What is required:
Sort through the entries below and pull out lines containing the word "situational".

Stored records
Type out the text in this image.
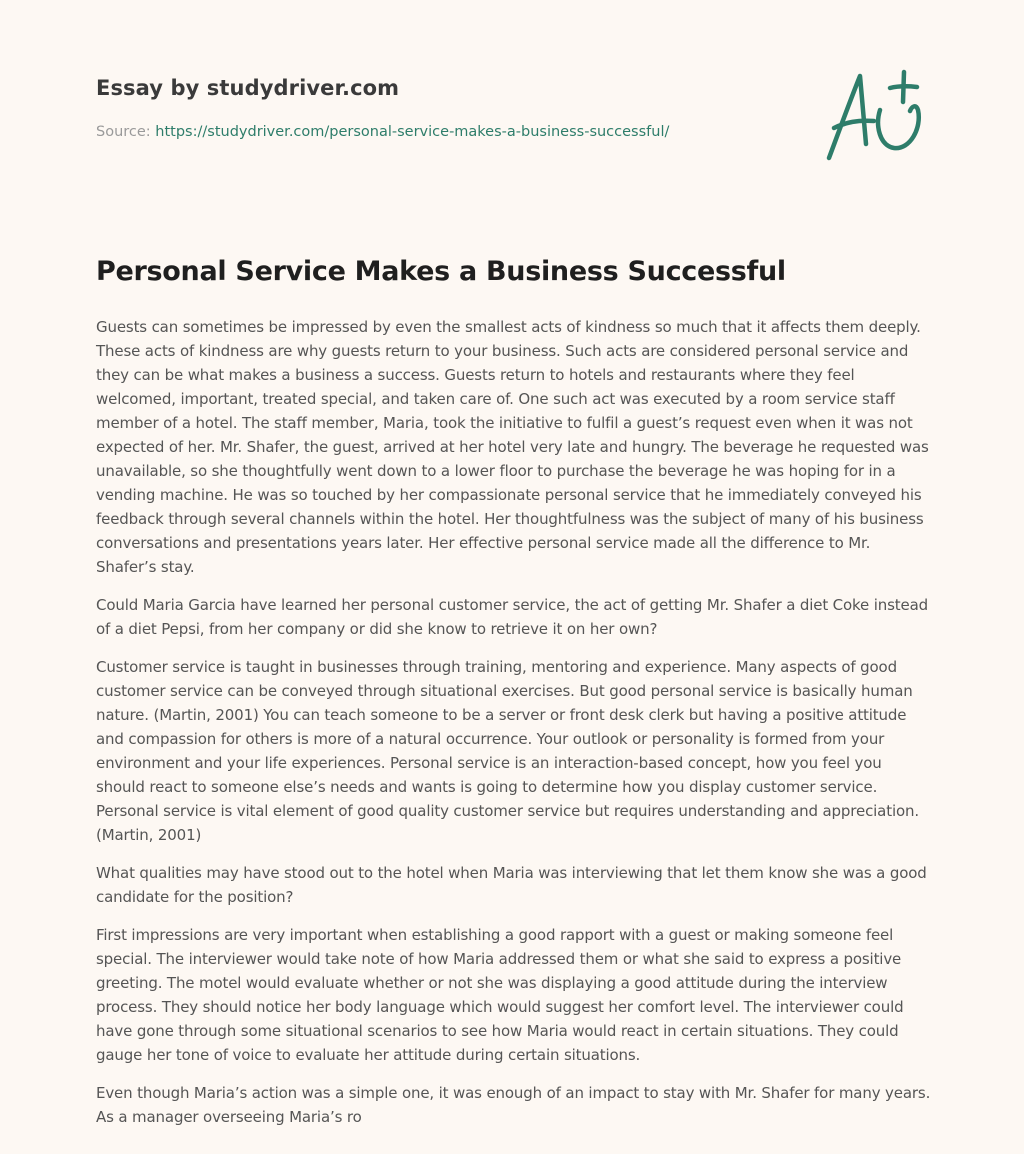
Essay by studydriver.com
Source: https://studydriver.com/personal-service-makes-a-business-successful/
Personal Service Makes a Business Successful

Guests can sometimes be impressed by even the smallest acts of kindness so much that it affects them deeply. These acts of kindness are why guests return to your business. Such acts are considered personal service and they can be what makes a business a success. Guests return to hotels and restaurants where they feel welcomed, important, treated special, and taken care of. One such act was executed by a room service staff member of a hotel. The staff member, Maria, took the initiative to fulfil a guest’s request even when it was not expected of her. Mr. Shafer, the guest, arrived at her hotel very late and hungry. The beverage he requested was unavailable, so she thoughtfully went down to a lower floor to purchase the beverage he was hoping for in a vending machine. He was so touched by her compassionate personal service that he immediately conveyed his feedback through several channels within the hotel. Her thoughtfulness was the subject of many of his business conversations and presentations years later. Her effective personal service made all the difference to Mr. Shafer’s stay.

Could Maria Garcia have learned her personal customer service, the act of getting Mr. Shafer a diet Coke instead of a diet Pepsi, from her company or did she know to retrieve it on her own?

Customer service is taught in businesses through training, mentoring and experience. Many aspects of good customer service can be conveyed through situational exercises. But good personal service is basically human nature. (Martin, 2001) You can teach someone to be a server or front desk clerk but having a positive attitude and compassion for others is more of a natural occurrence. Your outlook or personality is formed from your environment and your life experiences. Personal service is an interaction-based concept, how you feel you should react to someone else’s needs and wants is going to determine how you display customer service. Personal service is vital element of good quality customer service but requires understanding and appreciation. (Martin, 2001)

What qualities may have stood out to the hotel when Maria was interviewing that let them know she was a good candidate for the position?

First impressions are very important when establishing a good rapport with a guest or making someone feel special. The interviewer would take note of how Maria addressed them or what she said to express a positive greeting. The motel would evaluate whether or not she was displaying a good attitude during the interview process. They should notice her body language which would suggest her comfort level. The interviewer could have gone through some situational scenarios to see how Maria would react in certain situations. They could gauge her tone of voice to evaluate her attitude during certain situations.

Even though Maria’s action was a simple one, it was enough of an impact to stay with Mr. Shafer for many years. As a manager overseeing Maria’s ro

Response:
Customer service is taught in businesses through training, mentoring and experience. Many aspects of good customer service can be conveyed through situational exercises. But good personal service is basically human nature. (Martin, 2001) You can teach someone to be a server or front desk clerk but having a positive attitude and compassion for others is more of a natural occurrence. Your outlook or personality is formed from your environment and your life experiences. Personal service is an interaction-based concept, how you feel you should react to someone else’s needs and wants is going to determine how you display customer service. Personal service is vital element of good quality customer service but requires understanding and appreciation. (Martin, 2001)
First impressions are very important when establishing a good rapport with a guest or making someone feel special. The interviewer would take note of how Maria addressed them or what she said to express a positive greeting. The motel would evaluate whether or not she was displaying a good attitude during the interview process. They should notice her body language which would suggest her comfort level. The interviewer could have gone through some situational scenarios to see how Maria would react in certain situations. They could gauge her tone of voice to evaluate her attitude during certain situations.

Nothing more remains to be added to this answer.